(Element and region data)
........

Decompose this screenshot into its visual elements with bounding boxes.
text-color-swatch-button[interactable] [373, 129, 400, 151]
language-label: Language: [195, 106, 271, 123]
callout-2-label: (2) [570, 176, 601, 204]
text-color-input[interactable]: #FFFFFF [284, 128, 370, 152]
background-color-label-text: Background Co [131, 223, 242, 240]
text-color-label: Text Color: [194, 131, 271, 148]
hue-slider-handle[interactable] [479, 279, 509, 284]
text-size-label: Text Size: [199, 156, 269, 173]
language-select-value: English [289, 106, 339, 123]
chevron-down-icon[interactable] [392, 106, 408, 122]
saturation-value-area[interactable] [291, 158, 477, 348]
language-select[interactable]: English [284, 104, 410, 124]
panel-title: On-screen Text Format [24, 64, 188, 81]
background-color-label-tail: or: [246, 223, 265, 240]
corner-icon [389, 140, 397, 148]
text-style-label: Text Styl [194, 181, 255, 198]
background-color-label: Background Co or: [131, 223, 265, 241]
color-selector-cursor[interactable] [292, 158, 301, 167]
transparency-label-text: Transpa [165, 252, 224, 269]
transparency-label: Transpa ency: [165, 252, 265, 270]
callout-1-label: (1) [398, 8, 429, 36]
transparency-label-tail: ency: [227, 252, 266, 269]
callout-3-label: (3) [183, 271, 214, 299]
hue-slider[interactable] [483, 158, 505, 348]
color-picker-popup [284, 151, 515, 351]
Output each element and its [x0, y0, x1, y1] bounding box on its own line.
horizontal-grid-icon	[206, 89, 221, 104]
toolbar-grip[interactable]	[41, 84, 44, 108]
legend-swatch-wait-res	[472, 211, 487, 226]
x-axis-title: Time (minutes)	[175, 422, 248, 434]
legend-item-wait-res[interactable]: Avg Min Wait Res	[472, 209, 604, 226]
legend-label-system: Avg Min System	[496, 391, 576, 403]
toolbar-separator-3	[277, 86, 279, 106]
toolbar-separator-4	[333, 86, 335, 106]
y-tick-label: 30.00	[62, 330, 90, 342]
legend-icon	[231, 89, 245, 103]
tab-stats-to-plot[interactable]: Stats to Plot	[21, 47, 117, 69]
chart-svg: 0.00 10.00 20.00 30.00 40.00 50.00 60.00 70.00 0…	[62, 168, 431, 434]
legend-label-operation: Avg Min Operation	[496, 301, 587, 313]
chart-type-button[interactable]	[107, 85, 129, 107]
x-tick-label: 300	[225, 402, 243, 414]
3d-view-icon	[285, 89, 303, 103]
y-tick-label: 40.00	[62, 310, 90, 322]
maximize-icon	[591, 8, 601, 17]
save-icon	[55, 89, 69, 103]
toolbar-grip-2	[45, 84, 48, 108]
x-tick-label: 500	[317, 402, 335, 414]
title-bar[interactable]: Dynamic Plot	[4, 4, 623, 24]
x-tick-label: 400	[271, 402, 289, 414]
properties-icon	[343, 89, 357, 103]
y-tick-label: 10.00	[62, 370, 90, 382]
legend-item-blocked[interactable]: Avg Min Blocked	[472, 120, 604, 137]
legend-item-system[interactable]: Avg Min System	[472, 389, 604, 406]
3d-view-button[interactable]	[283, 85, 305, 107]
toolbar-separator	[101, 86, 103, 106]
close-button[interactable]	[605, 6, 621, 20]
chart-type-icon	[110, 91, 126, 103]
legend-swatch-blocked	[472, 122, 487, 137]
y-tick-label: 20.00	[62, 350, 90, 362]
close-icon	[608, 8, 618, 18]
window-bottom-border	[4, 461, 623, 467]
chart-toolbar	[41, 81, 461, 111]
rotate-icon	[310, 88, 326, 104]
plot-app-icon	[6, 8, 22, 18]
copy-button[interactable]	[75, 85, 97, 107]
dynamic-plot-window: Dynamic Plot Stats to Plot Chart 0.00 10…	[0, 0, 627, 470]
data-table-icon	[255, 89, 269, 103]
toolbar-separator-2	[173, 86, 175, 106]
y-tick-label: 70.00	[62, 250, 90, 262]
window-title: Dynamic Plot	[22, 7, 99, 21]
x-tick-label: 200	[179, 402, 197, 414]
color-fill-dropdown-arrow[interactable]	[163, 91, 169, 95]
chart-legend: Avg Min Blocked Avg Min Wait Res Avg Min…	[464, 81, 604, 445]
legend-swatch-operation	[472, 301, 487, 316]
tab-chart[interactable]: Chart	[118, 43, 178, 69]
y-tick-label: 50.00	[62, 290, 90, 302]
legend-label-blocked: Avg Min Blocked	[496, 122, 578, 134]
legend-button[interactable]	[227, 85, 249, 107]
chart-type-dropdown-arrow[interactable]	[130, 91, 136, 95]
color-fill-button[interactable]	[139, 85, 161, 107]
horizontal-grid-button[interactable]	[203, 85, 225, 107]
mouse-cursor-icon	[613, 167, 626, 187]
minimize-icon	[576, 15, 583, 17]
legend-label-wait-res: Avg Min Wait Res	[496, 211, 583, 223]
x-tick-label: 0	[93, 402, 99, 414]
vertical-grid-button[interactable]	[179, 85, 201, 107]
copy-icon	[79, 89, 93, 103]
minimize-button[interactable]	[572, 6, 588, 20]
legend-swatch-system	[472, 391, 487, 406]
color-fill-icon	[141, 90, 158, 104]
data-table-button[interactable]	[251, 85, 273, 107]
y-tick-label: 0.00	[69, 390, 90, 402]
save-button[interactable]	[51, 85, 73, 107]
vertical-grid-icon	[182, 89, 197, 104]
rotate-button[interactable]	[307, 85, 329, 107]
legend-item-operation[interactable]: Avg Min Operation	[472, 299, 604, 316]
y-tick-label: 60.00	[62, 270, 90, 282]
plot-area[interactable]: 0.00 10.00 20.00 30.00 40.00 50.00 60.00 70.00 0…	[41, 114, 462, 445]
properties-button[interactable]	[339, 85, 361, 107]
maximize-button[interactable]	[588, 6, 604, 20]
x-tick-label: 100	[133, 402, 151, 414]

........

• _Brief_: Rewrite every line of the records above as a JSON list of strings, one string per line, with blank lines left out.

• _Answer to the task_:
[
  "Decompose this screenshot into its visual elements with bounding boxes.",
  "text-color-swatch-button[interactable] [373, 129, 400, 151]",
  "language-label: Language: [195, 106, 271, 123]",
  "callout-2-label: (2) [570, 176, 601, 204]",
  "text-color-input[interactable]: #FFFFFF [284, 128, 370, 152]",
  "background-color-label-text: Background Co [131, 223, 242, 240]",
  "text-color-label: Text Color: [194, 131, 271, 148]",
  "hue-slider-handle[interactable] [479, 279, 509, 284]",
  "text-size-label: Text Size: [199, 156, 269, 173]",
  "language-select-value: English [289, 106, 339, 123]",
  "chevron-down-icon[interactable] [392, 106, 408, 122]",
  "saturation-value-area[interactable] [291, 158, 477, 348]",
  "language-select[interactable]: English [284, 104, 410, 124]",
  "panel-title: On-screen Text Format [24, 64, 188, 81]",
  "background-color-label-tail: or: [246, 223, 265, 240]",
  "corner-icon [389, 140, 397, 148]",
  "text-style-label: Text Styl [194, 181, 255, 198]",
  "background-color-label: Background Co or: [131, 223, 265, 241]",
  "color-selector-cursor[interactable] [292, 158, 301, 167]",
  "transparency-label-text: Transpa [165, 252, 224, 269]",
  "transparency-label: Transpa ency: [165, 252, 265, 270]",
  "callout-1-label: (1) [398, 8, 429, 36]",
  "transparency-label-tail: ency: [227, 252, 266, 269]",
  "callout-3-label: (3) [183, 271, 214, 299]",
  "hue-slider[interactable] [483, 158, 505, 348]",
  "color-picker-popup [284, 151, 515, 351]",
  "Output each element and its [x0, y0, x1, y1] bounding box on its own line.",
  "horizontal-grid-icon\t[206, 89, 221, 104]",
  "toolbar-grip[interactable]\t[41, 84, 44, 108]",
  "legend-swatch-wait-res\t[472, 211, 487, 226]",
  "x-axis-title: Time (minutes)\t[175, 422, 248, 434]",
  "legend-item-wait-res[interactable]: Avg Min Wait Res\t[472, 209, 604, 226]",
  "legend-label-system: Avg Min System\t[496, 391, 576, 403]",
  "toolbar-separator-3\t[277, 86, 279, 106]",
  "toolbar-separator-4\t[333, 86, 335, 106]",
  "y-tick-label: 30.00\t[62, 330, 90, 342]",
  "legend-icon\t[231, 89, 245, 103]",
  "tab-stats-to-plot[interactable]: Stats to Plot\t[21, 47, 117, 69]",
  "chart-svg: 0.00 10.00 20.00 30.00 40.00 50.00 60.00 70.00 0…\t[62, 168, 431, 434]",
  "legend-label-operation: Avg Min Operation\t[496, 301, 587, 313]",
  "chart-type-button[interactable]\t[107, 85, 129, 107]",
  "x-tick-label: 300\t[225, 402, 243, 414]",
  "3d-view-icon\t[285, 89, 303, 103]",
  "y-tick-label: 40.00\t[62, 310, 90, 322]",
  "maximize-icon\t[591, 8, 601, 17]",
  "save-icon\t[55, 89, 69, 103]",
  "toolbar-grip-2\t[45, 84, 48, 108]",
  "x-tick-label: 500\t[317, 402, 335, 414]",
  "title-bar[interactable]: Dynamic Plot\t[4, 4, 623, 24]",
  "x-tick-label: 400\t[271, 402, 289, 414]",
  "properties-icon\t[343, 89, 357, 103]",
  "y-tick-label: 10.00\t[62, 370, 90, 382]",
  "legend-item-blocked[interactable]: Avg Min Blocked\t[472, 120, 604, 137]",
  "legend-item-system[interactable]: Avg Min System\t[472, 389, 604, 406]",
  "3d-view-button[interactable]\t[283, 85, 305, 107]",
  "toolbar-separator\t[101, 86, 103, 106]",
  "close-button[interactable]\t[605, 6, 621, 20]",
  "chart-type-icon\t[110, 91, 126, 103]",
  "legend-swatch-blocked\t[472, 122, 487, 137]",
  "y-tick-label: 20.00\t[62, 350, 90, 362]",
  "close-icon\t[608, 8, 618, 18]",
  "window-bottom-border\t[4, 461, 623, 467]",
  "chart-toolbar\t[41, 81, 461, 111]",
  "rotate-icon\t[310, 88, 326, 104]",
  "plot-app-icon\t[6, 8, 22, 18]",
  "copy-button[interactable]\t[75, 85, 97, 107]",
  "dynamic-plot-window: Dynamic Plot Stats to Plot Chart 0.00 10…\t[0, 0, 627, 470]",
  "data-table-icon\t[255, 89, 269, 103]",
  "toolbar-separator-2\t[173, 86, 175, 106]",
  "y-tick-label: 70.00\t[62, 250, 90, 262]",
  "window-title: Dynamic Plot\t[22, 7, 99, 21]",
  "x-tick-label: 200\t[179, 402, 197, 414]",
  "color-fill-dropdown-arrow[interactable]\t[163, 91, 169, 95]",
  "chart-legend: Avg Min Blocked Avg Min Wait Res Avg Min…\t[464, 81, 604, 445]",
  "legend-swatch-operation\t[472, 301, 487, 316]",
  "tab-chart[interactable]: Chart\t[118, 43, 178, 69]",
  "y-tick-label: 50.00\t[62, 290, 90, 302]",
  "legend-label-blocked: Avg Min Blocked\t[496, 122, 578, 134]",
  "legend-button[interactable]\t[227, 85, 249, 107]",
  "chart-type-dropdown-arrow[interactable]\t[130, 91, 136, 95]",
  "color-fill-button[interactable]\t[139, 85, 161, 107]",
  "horizontal-grid-button[interactable]\t[203, 85, 225, 107]",
  "mouse-cursor-icon\t[613, 167, 626, 187]",
  "minimize-icon\t[576, 15, 583, 17]",
  "legend-label-wait-res: Avg Min Wait Res\t[496, 211, 583, 223]",
  "x-tick-label: 0\t[93, 402, 99, 414]",
  "vertical-grid-button[interactable]\t[179, 85, 201, 107]",
  "copy-icon\t[79, 89, 93, 103]",
  "minimize-button[interactable]\t[572, 6, 588, 20]",
  "legend-swatch-system\t[472, 391, 487, 406]",
  "color-fill-icon\t[141, 90, 158, 104]",
  "data-table-button[interactable]\t[251, 85, 273, 107]",
  "y-tick-label: 0.00\t[69, 390, 90, 402]",
  "save-button[interactable]\t[51, 85, 73, 107]",
  "vertical-grid-icon\t[182, 89, 197, 104]",
  "rotate-button[interactable]\t[307, 85, 329, 107]",
  "legend-item-operation[interactable]: Avg Min Operation\t[472, 299, 604, 316]",
  "y-tick-label: 60.00\t[62, 270, 90, 282]",
  "plot-area[interactable]: 0.00 10.00 20.00 30.00 40.00 50.00 60.00 70.00 0…\t[41, 114, 462, 445]",
  "properties-button[interactable]\t[339, 85, 361, 107]",
  "maximize-button[interactable]\t[588, 6, 604, 20]",
  "x-tick-label: 100\t[133, 402, 151, 414]"
]